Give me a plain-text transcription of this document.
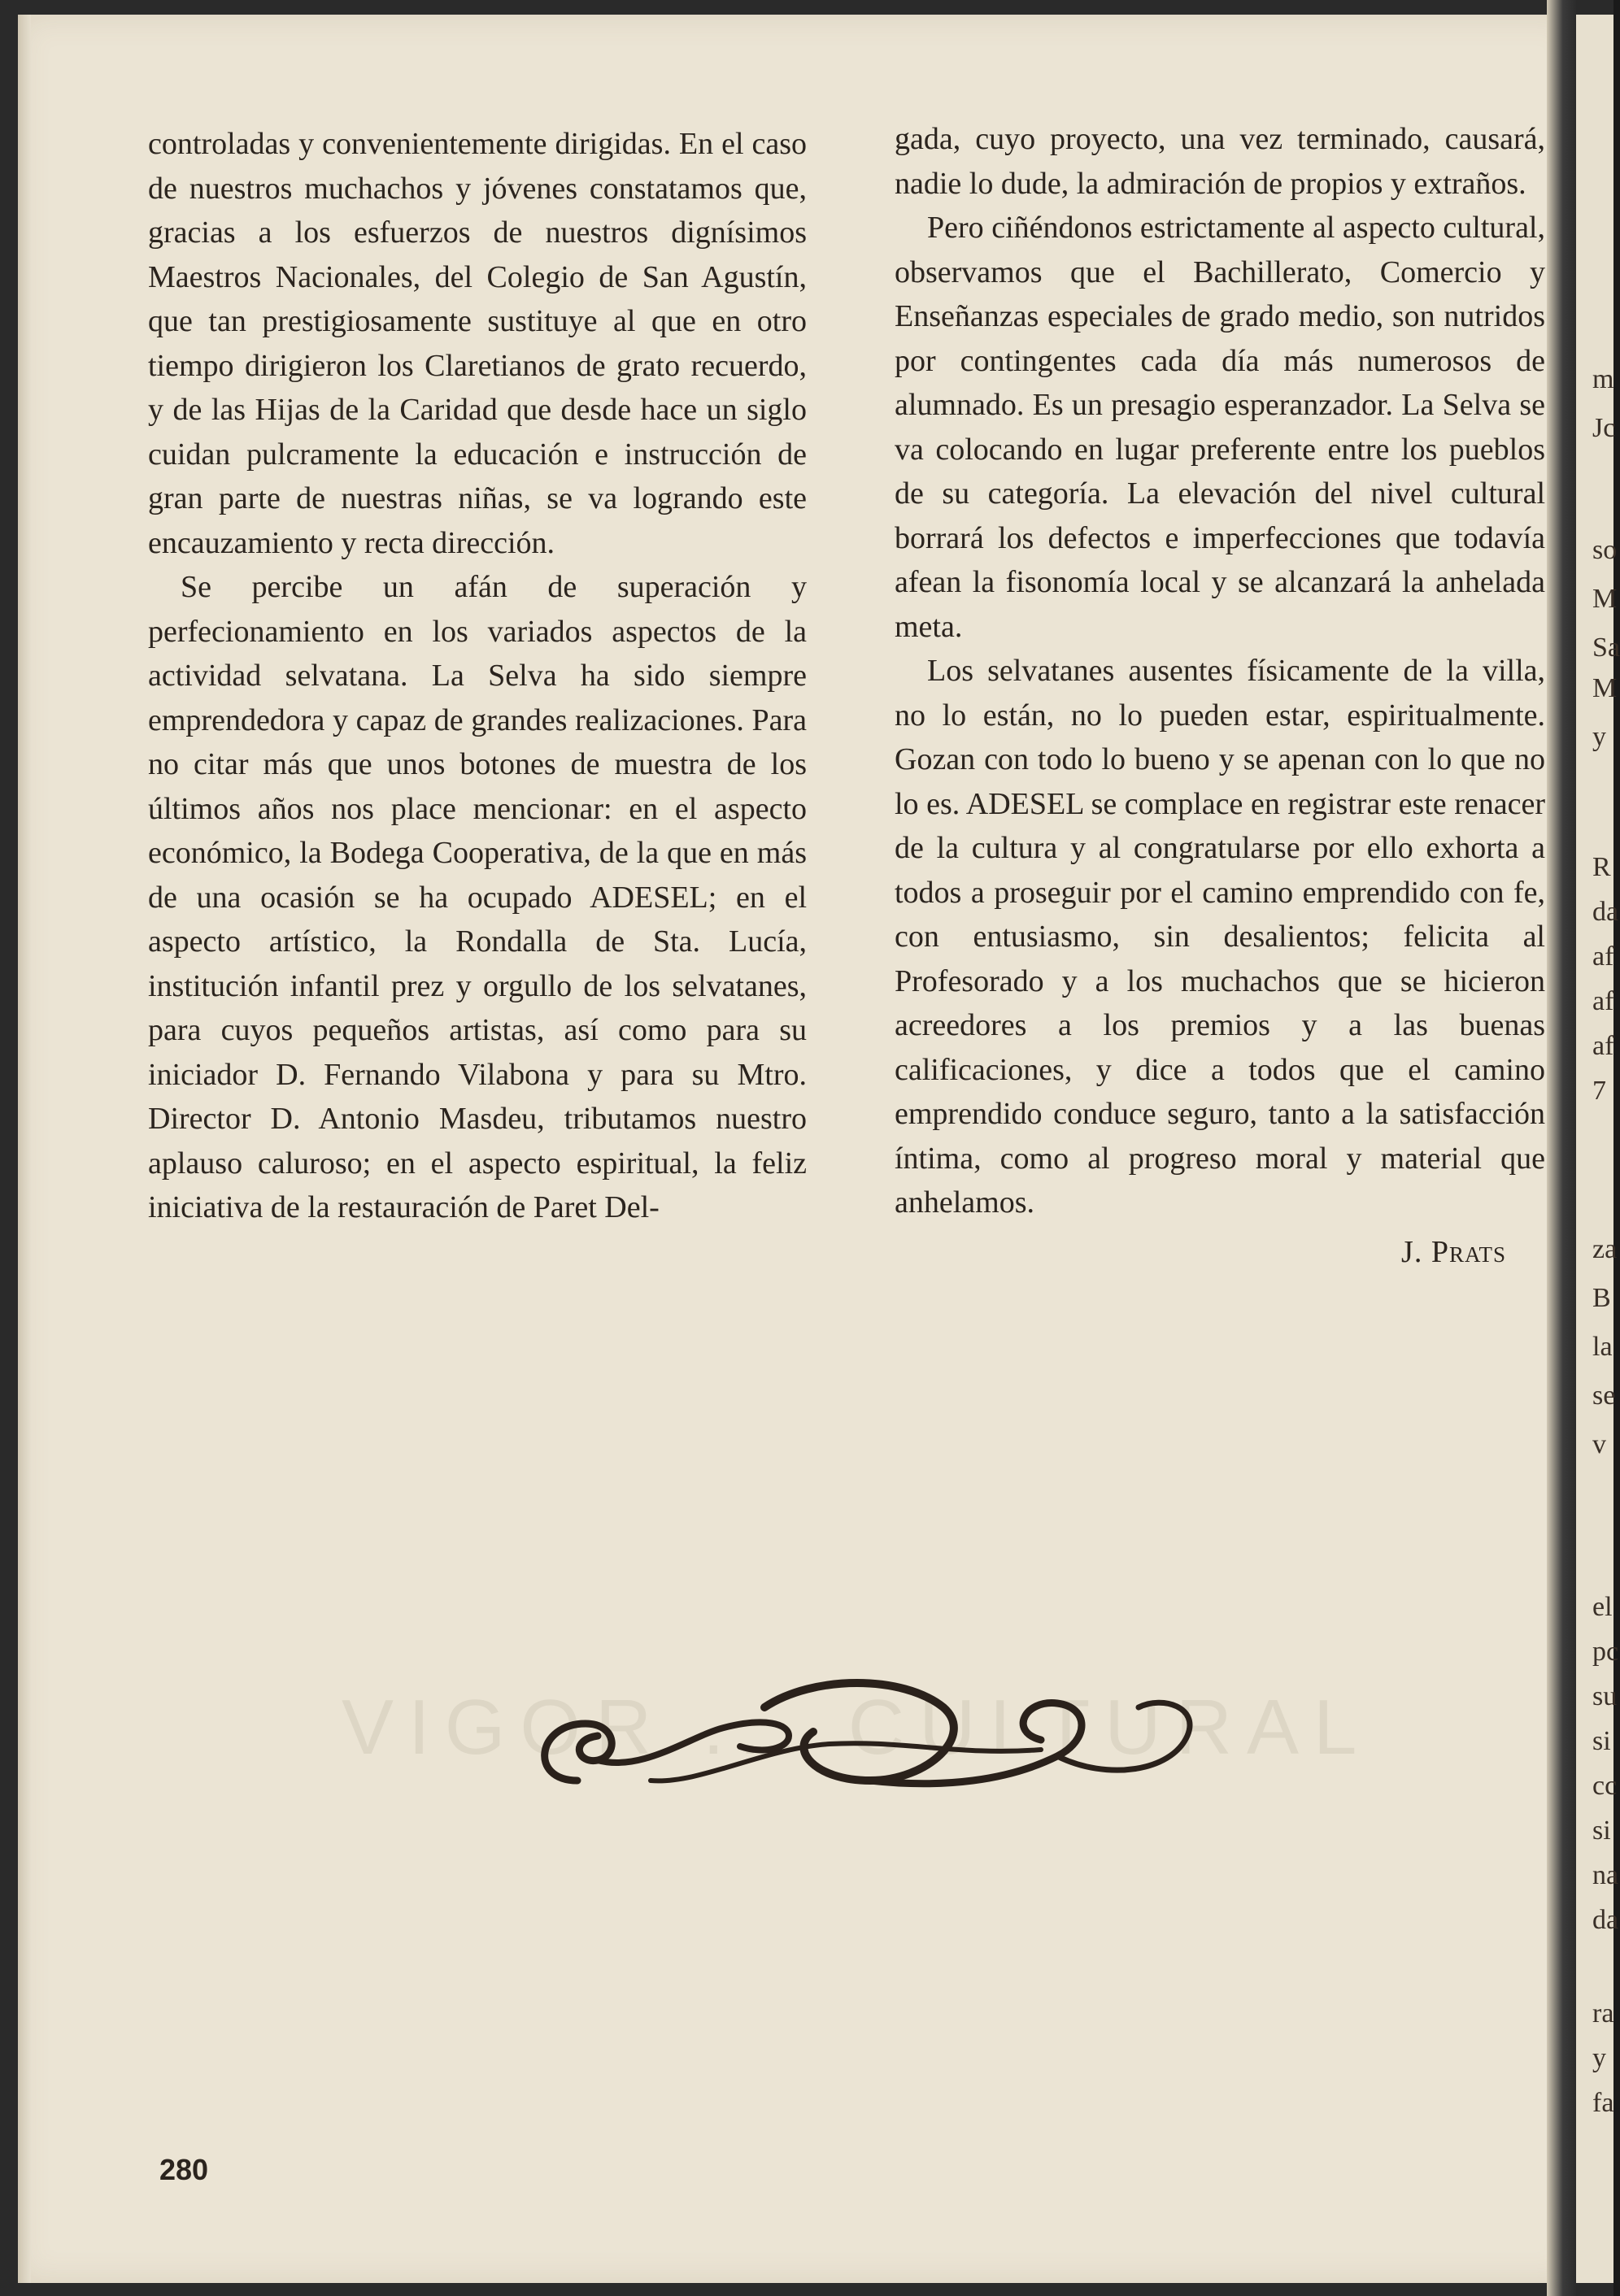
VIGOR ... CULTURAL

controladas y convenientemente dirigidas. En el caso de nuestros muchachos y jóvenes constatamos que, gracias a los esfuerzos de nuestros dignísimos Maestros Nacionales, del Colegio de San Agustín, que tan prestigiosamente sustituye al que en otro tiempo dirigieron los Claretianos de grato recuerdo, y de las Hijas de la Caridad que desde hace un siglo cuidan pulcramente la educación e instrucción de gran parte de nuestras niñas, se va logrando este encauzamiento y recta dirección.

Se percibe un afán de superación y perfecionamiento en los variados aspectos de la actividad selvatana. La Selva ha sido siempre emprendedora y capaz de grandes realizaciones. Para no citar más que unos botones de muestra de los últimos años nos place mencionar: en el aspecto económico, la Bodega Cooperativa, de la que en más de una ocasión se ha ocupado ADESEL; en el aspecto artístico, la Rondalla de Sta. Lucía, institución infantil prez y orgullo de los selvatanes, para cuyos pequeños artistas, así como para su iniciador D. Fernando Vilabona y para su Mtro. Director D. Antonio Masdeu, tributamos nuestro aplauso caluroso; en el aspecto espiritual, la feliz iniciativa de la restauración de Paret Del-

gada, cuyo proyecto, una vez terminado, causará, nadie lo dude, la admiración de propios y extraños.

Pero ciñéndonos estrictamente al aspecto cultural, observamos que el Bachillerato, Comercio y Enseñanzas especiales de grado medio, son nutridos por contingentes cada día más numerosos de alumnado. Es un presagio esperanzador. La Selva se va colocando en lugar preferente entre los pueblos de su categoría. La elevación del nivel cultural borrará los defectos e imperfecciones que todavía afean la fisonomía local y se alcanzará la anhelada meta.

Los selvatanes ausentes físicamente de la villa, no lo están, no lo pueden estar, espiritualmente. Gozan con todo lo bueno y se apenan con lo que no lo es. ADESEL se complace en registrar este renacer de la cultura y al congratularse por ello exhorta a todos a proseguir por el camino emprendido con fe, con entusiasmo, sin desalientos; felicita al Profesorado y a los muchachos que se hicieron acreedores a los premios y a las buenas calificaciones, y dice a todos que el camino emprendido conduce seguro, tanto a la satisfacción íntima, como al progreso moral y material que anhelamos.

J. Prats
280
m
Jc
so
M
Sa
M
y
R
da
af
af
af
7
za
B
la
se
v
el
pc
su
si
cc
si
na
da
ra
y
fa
• • • • •
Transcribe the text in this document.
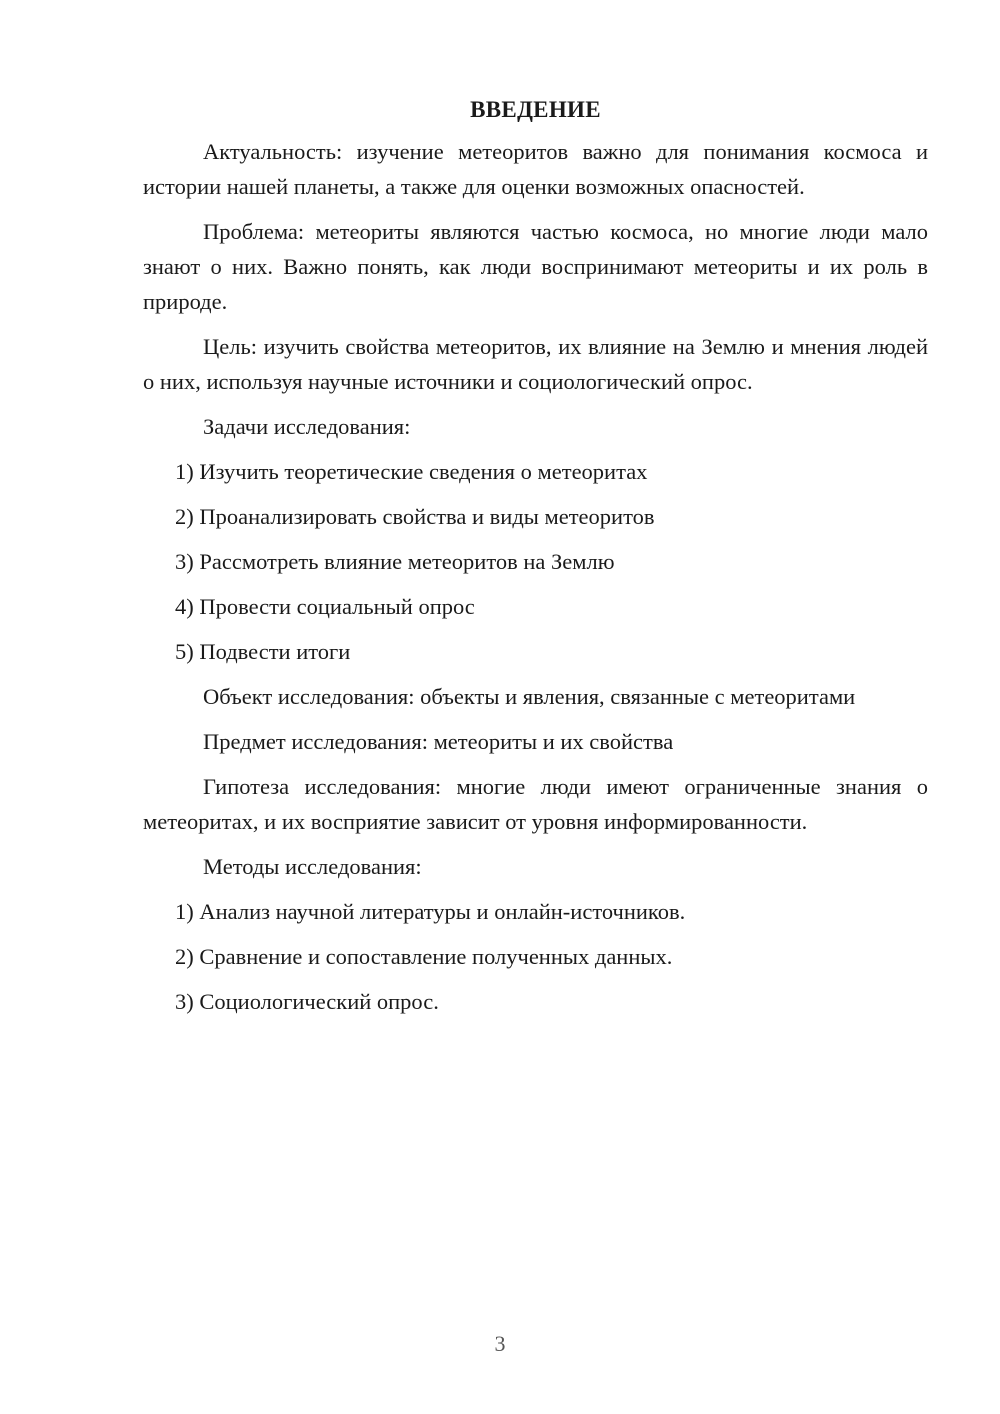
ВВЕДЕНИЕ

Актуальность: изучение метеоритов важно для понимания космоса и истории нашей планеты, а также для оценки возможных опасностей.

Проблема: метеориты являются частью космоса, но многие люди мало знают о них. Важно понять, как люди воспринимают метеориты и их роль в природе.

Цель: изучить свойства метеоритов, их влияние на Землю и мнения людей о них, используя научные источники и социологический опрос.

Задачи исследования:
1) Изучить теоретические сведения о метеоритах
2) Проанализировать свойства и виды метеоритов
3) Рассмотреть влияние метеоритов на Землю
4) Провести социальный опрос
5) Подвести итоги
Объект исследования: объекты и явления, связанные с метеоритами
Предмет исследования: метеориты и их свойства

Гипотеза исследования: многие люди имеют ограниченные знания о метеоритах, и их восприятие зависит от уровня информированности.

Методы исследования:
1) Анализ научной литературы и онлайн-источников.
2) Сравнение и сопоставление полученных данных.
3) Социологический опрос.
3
• • • • •
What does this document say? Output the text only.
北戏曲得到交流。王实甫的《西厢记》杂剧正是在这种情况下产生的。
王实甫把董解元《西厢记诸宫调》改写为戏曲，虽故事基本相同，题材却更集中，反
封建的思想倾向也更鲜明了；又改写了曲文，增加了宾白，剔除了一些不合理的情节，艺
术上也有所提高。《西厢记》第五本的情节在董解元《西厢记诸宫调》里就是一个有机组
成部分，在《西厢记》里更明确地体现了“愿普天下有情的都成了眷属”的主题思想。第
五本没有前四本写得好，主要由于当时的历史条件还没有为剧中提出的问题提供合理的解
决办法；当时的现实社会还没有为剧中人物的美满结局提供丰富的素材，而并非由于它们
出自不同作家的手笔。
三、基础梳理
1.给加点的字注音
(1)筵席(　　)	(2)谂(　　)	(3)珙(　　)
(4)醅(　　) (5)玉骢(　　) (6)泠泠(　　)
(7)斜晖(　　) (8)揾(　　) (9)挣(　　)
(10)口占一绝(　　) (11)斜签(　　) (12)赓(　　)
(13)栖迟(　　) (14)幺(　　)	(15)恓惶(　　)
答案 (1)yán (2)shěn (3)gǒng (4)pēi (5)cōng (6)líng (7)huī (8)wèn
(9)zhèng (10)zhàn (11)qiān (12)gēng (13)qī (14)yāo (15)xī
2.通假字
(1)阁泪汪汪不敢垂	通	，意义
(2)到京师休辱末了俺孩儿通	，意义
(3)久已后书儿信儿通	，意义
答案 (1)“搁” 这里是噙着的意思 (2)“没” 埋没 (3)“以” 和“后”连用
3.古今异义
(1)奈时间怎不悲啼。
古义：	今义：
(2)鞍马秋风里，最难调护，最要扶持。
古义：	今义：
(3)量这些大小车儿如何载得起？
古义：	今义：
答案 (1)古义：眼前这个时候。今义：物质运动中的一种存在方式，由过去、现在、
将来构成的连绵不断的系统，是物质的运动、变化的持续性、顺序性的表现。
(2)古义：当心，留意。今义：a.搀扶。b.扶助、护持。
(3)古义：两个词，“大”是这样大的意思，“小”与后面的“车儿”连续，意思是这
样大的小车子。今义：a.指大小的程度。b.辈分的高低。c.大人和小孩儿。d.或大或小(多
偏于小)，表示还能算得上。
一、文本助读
• • • • •
REQUIREMENT
Pick out each line containing "ADESEL" and report it.

ANSWER FOR THE TASK
Se percibe un afán de superación y perfecionamiento en los variados aspectos de la actividad selvatana. La Selva ha sido siempre emprendedora y capaz de grandes realizaciones. Para no citar más que unos botones de muestra de los últimos años nos place mencionar: en el aspecto económico, la Bodega Cooperativa, de la que en más de una ocasión se ha ocupado ADESEL; en el aspecto artístico, la Rondalla de Sta. Lucía, institución infantil prez y orgullo de los selvatanes, para cuyos pequeños artistas, así como para su iniciador D. Fernando Vilabona y para su Mtro. Director D. Antonio Masdeu, tributamos nuestro aplauso caluroso; en el aspecto espiritual, la feliz iniciativa de la restauración de Paret Del-
Los selvatanes ausentes físicamente de la villa, no lo están, no lo pueden estar, espiritualmente. Gozan con todo lo bueno y se apenan con lo que no lo es. ADESEL se complace en registrar este renacer de la cultura y al congratularse por ello exhorta a todos a proseguir por el camino emprendido con fe, con entusiasmo, sin desalientos; felicita al Profesorado y a los muchachos que se hicieron acreedores a los premios y a las buenas calificaciones, y dice a todos que el camino emprendido conduce seguro, tanto a la satisfacción íntima, como al progreso moral y material que anhelamos.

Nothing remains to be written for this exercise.